Data to use:
[START]

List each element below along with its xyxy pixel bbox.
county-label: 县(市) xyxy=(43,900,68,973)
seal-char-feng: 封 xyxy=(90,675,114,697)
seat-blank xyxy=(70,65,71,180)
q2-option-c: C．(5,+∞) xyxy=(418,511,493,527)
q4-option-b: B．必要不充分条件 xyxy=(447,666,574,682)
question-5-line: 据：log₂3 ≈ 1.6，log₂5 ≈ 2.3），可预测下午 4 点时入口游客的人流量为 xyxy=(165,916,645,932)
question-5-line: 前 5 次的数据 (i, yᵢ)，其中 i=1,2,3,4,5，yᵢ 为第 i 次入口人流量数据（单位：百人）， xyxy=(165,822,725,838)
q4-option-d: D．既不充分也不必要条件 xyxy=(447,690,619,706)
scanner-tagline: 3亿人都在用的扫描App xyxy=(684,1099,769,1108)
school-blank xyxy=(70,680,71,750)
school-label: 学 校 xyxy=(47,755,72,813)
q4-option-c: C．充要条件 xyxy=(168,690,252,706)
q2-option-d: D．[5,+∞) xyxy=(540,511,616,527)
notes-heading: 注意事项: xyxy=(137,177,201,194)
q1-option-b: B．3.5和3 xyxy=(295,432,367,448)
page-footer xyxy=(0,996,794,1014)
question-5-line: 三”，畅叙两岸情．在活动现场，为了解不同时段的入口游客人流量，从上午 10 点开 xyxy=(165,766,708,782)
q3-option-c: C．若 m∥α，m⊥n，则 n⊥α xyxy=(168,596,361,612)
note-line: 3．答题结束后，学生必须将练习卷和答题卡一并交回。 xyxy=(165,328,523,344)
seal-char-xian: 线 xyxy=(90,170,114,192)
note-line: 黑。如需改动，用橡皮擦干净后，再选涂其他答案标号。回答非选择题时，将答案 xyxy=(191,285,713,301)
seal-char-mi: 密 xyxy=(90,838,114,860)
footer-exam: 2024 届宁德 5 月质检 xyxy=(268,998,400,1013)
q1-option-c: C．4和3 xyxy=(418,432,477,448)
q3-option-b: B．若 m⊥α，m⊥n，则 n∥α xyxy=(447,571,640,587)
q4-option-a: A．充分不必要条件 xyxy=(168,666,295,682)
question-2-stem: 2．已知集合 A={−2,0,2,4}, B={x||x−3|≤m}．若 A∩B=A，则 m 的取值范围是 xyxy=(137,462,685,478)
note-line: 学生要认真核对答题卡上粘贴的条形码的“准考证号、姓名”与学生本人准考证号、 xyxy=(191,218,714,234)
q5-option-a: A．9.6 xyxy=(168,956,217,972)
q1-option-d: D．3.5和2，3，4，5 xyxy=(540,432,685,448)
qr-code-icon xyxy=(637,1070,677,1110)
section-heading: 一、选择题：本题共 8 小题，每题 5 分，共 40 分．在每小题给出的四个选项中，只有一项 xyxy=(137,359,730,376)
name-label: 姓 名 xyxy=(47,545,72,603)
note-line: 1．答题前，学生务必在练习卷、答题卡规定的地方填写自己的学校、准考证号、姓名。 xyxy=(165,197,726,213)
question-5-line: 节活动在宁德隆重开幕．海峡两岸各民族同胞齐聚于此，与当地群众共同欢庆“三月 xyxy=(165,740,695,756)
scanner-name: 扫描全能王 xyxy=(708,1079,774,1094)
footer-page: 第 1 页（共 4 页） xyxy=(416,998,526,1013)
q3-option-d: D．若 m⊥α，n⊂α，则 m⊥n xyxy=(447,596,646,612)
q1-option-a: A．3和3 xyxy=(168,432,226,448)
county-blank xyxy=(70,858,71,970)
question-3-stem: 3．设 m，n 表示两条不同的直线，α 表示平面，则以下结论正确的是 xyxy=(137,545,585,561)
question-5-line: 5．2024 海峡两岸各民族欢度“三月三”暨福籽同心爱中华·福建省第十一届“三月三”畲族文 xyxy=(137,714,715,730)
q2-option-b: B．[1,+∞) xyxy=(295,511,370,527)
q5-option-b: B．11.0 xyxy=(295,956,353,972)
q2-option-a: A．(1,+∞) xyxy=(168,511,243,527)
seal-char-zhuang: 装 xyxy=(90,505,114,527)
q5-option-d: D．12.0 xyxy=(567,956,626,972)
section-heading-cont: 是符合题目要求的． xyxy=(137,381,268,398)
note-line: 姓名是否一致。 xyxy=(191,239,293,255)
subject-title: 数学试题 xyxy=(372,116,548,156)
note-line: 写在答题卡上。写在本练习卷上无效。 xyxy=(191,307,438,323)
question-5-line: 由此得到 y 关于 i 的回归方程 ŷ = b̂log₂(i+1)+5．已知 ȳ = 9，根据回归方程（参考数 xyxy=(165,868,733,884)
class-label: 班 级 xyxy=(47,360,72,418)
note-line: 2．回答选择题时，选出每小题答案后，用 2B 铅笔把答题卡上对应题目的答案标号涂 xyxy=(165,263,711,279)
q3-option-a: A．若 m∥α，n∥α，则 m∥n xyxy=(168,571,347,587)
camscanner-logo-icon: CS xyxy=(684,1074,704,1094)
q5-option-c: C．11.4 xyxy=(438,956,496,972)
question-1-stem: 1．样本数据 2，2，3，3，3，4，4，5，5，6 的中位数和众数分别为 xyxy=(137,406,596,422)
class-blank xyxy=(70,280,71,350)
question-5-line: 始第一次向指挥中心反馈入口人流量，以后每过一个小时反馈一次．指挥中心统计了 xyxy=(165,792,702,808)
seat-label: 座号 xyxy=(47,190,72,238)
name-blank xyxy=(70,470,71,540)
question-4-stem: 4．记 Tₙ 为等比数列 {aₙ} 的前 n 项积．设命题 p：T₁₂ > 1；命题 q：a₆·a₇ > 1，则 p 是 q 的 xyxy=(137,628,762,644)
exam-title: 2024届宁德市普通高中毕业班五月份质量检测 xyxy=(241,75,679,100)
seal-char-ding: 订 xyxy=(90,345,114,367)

[END]

Work to complete: Please find every line in the items above that contains the string "section", counting a match only when the case is the same, and copy each of those lines.

Complete answer:
section-heading: 一、选择题：本题共 8 小题，每题 5 分，共 40 分．在每小题给出的四个选项中，只有一项 xyxy=(137,359,730,376)
section-heading-cont: 是符合题目要求的． xyxy=(137,381,268,398)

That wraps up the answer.